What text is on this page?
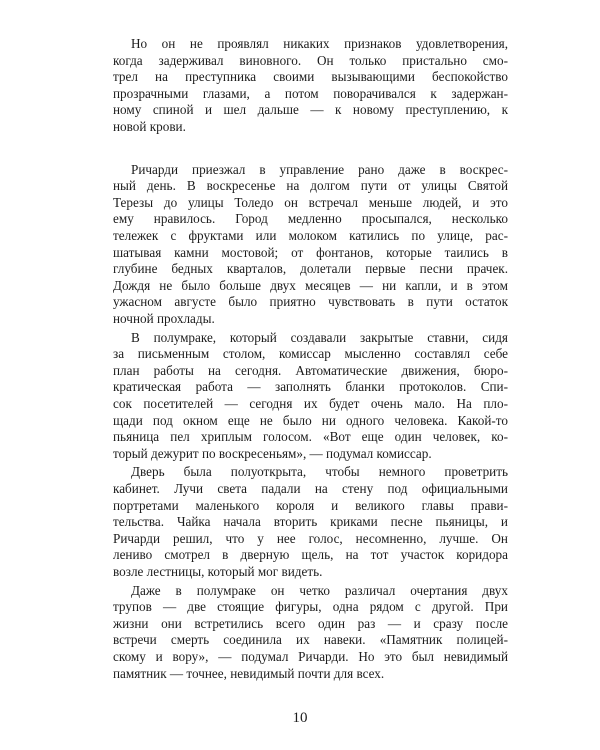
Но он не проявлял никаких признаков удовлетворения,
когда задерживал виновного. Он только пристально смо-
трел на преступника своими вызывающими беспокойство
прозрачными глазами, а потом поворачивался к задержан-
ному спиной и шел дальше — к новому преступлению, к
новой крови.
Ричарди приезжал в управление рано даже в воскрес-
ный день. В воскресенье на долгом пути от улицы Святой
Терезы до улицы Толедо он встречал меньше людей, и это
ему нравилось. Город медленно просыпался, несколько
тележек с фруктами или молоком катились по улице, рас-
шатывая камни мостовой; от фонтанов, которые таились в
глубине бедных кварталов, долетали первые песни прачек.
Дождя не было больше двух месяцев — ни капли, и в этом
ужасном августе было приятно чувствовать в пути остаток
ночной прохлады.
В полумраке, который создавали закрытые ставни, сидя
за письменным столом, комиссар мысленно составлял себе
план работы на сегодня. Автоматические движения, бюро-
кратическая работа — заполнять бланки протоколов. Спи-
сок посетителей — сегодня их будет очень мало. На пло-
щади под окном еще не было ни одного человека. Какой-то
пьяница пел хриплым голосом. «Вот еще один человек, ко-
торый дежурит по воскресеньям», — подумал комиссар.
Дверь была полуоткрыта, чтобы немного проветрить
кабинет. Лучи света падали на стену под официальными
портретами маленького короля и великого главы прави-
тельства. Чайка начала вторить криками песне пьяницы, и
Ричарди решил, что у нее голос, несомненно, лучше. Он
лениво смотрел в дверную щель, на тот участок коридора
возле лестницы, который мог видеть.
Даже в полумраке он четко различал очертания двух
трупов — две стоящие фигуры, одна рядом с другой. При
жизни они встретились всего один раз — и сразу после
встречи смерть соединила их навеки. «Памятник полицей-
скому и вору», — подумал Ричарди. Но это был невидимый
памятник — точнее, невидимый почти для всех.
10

==

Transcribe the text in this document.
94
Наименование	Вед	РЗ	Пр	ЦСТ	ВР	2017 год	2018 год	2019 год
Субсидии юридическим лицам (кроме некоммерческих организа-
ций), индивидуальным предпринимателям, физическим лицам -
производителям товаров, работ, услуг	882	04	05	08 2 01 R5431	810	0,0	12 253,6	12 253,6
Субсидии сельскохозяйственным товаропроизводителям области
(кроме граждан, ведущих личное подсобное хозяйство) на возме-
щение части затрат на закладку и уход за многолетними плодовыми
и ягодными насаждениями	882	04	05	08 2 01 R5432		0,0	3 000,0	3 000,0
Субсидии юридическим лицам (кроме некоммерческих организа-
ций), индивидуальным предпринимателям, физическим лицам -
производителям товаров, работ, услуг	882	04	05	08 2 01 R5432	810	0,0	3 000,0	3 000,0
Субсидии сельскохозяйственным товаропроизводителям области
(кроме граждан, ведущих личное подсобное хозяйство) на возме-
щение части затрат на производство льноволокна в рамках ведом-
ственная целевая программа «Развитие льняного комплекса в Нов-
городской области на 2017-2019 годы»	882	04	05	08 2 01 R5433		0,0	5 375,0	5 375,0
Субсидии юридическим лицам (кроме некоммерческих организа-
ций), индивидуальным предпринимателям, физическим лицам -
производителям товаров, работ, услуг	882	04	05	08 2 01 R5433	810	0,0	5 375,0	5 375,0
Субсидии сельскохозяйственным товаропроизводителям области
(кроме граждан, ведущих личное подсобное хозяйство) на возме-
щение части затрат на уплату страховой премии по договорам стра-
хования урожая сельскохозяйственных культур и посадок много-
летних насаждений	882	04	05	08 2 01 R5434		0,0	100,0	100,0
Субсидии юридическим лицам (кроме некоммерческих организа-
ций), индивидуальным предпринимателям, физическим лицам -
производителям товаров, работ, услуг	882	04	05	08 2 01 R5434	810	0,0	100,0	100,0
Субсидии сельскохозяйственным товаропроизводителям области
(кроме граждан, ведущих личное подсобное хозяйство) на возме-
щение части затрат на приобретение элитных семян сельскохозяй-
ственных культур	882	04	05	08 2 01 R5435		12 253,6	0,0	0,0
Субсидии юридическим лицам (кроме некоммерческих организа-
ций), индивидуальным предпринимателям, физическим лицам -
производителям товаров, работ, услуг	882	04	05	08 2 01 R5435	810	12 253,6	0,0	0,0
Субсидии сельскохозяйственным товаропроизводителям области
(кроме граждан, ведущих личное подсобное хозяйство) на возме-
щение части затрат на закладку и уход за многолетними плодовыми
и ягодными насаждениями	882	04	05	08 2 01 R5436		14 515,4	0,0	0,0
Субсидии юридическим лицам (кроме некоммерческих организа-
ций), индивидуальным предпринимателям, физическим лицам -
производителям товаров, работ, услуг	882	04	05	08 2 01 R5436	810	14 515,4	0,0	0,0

==

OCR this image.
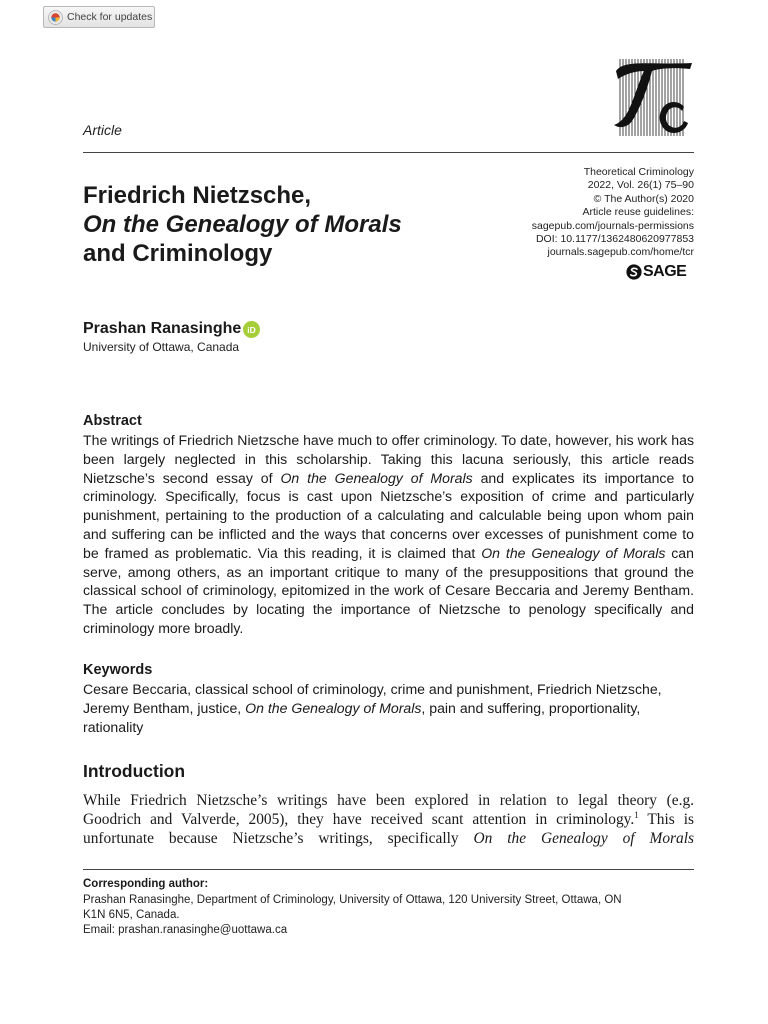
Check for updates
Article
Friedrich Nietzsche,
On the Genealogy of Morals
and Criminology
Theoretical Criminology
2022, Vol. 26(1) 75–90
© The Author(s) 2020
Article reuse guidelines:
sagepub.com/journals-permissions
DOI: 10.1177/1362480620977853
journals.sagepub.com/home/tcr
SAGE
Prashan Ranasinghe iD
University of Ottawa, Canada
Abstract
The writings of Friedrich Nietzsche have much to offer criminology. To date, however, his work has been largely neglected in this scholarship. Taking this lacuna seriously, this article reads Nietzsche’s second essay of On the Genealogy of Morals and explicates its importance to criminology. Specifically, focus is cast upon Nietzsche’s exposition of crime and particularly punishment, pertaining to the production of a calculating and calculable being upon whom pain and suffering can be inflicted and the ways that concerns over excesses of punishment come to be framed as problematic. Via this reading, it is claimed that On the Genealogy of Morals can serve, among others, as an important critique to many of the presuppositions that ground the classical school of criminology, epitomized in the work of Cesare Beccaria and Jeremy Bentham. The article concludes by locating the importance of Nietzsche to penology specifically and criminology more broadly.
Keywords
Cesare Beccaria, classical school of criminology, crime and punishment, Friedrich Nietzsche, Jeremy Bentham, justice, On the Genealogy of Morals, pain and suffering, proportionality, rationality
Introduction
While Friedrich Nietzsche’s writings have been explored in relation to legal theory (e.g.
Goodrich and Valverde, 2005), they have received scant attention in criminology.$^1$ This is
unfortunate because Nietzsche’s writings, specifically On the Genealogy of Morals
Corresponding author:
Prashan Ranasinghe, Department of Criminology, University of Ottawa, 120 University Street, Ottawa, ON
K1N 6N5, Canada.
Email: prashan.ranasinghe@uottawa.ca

- **WHAT NEEDS TO BE DONE**: Each line above that includes "улицы" should be shown.

- **EXPECTED ANSWER**:
ный день. В воскресенье на долгом пути от улицы Святой
Терезы до улицы Толедо он встречал меньше людей, и это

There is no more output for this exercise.